======== Exercise input ========

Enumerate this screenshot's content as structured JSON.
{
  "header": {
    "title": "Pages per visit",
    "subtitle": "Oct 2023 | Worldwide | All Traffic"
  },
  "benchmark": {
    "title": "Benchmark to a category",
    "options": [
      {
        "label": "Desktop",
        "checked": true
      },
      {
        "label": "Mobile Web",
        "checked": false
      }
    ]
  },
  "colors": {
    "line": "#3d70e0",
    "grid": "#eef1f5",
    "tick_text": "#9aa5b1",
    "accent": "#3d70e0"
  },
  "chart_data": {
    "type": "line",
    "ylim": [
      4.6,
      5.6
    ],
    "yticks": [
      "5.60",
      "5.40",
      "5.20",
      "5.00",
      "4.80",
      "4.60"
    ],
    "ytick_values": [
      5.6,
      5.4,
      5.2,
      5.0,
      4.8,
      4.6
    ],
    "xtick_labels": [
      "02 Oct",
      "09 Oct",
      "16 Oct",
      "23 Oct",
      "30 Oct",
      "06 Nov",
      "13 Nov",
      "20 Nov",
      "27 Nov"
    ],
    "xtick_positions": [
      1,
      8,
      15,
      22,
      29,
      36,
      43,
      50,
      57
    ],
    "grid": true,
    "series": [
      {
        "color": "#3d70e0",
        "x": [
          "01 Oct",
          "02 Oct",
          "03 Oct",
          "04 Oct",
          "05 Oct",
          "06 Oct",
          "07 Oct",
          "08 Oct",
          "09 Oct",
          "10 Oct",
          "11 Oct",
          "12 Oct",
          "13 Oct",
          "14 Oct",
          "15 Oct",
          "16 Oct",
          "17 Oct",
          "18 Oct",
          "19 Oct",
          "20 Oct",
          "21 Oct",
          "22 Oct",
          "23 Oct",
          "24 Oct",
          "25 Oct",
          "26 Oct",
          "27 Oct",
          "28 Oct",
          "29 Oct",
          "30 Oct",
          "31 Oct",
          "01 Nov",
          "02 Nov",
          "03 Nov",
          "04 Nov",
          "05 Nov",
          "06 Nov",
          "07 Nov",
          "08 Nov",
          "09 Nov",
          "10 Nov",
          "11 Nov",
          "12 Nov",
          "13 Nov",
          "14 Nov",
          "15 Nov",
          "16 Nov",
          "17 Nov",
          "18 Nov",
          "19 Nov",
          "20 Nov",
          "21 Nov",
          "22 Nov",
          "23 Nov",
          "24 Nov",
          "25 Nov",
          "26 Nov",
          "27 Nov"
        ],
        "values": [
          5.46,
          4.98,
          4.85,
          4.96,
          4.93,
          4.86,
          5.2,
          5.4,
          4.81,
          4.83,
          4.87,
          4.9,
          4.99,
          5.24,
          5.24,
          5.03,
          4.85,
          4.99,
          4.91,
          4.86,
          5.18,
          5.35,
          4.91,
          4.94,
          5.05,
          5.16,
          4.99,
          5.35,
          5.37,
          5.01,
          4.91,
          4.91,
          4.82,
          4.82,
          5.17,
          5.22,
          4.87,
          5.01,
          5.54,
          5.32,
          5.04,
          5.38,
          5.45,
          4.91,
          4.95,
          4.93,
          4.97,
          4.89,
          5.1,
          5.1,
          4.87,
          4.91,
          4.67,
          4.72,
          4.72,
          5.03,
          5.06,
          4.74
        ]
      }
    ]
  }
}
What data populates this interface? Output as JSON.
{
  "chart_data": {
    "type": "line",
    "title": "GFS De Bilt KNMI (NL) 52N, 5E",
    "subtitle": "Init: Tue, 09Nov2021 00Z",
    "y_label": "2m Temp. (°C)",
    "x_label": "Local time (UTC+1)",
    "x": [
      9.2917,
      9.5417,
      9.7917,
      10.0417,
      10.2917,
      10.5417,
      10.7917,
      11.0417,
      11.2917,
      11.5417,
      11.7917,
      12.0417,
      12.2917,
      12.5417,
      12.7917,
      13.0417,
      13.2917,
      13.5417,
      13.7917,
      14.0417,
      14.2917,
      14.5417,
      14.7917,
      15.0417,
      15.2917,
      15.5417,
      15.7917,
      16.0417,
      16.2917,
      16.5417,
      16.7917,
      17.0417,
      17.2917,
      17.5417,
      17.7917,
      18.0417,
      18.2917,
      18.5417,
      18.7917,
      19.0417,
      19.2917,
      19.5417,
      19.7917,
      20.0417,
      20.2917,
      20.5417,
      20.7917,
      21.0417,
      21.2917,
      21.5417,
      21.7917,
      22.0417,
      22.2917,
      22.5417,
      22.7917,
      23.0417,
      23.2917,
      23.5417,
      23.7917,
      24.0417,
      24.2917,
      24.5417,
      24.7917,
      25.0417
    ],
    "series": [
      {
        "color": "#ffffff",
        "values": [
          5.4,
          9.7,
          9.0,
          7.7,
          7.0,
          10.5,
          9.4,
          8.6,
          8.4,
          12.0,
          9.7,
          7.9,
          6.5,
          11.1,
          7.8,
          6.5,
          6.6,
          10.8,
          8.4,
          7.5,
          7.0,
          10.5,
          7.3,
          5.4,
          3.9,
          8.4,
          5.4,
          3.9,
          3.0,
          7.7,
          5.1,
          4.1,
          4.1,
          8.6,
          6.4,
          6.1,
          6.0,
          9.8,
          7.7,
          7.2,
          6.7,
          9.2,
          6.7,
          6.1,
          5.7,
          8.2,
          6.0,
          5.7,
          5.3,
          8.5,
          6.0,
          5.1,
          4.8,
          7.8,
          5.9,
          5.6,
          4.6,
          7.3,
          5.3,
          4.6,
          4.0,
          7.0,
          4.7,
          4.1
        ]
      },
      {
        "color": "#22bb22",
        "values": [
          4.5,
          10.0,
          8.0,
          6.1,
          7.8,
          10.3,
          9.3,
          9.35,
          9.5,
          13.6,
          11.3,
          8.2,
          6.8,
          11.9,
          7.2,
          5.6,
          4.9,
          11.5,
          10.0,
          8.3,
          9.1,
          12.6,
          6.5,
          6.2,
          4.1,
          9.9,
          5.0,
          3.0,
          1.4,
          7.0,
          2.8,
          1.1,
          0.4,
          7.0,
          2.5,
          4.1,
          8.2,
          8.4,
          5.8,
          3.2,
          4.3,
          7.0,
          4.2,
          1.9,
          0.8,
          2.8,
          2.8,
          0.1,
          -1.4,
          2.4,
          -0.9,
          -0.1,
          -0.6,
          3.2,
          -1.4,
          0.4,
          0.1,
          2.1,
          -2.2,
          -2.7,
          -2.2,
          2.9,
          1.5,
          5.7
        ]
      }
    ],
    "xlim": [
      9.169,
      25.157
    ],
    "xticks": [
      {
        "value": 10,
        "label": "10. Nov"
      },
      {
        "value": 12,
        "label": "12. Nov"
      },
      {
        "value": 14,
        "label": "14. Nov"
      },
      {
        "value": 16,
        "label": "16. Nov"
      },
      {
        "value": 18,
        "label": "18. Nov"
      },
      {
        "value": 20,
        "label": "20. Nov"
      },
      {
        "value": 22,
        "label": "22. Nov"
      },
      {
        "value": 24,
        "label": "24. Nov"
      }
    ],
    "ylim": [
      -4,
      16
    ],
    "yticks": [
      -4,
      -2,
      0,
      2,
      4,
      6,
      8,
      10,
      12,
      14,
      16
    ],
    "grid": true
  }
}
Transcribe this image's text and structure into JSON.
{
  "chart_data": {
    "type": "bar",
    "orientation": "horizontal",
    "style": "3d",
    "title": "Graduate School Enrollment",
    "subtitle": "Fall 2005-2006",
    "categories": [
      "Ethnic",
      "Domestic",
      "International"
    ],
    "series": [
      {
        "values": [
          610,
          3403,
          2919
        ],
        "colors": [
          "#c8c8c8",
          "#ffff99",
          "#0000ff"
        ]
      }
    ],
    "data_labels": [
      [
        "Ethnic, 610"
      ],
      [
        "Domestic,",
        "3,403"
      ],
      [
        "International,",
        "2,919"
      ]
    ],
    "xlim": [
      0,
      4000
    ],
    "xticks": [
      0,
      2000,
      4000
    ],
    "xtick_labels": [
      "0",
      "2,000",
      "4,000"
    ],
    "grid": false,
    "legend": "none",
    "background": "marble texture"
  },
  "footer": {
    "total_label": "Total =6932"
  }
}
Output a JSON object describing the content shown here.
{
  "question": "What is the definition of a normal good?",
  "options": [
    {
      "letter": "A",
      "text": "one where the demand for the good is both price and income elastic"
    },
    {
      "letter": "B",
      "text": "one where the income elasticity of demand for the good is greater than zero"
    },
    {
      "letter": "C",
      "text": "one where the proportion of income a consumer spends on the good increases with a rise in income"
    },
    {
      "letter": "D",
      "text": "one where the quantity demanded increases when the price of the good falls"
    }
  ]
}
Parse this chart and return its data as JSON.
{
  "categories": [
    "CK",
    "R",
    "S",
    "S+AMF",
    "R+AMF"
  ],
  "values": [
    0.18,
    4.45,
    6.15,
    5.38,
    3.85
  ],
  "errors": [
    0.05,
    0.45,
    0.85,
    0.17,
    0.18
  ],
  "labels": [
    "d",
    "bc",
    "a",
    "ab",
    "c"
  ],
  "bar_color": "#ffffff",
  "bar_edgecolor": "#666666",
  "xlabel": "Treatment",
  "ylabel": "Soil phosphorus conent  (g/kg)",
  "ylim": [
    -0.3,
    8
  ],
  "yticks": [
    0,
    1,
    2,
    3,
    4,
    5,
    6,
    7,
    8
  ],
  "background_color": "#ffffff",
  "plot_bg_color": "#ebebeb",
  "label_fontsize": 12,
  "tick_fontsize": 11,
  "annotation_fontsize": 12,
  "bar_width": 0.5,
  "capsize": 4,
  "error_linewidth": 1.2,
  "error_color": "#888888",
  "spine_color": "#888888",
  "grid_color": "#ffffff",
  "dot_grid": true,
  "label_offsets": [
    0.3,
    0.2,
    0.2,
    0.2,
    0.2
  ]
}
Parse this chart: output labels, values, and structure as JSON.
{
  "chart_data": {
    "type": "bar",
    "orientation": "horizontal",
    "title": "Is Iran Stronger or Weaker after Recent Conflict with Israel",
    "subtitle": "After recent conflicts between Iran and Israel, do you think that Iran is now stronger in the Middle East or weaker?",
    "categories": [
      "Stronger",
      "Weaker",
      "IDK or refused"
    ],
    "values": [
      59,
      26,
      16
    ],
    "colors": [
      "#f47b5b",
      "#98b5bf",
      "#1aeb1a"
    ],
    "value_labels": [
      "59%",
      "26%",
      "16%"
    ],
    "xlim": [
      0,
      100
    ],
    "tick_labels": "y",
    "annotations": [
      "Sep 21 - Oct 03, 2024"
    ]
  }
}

========

__Your objective__.
Everything from the line with "Parse this chart: output" through the last line of the material above should be echoed exactly, and nothing else.

__Solution below__.
Parse this chart: output labels, values, and structure as JSON.
{
  "chart_data": {
    "type": "bar",
    "orientation": "horizontal",
    "title": "Is Iran Stronger or Weaker after Recent Conflict with Israel",
    "subtitle": "After recent conflicts between Iran and Israel, do you think that Iran is now stronger in the Middle East or weaker?",
    "categories": [
      "Stronger",
      "Weaker",
      "IDK or refused"
    ],
    "values": [
      59,
      26,
      16
    ],
    "colors": [
      "#f47b5b",
      "#98b5bf",
      "#1aeb1a"
    ],
    "value_labels": [
      "59%",
      "26%",
      "16%"
    ],
    "xlim": [
      0,
      100
    ],
    "tick_labels": "y",
    "annotations": [
      "Sep 21 - Oct 03, 2024"
    ]
  }
}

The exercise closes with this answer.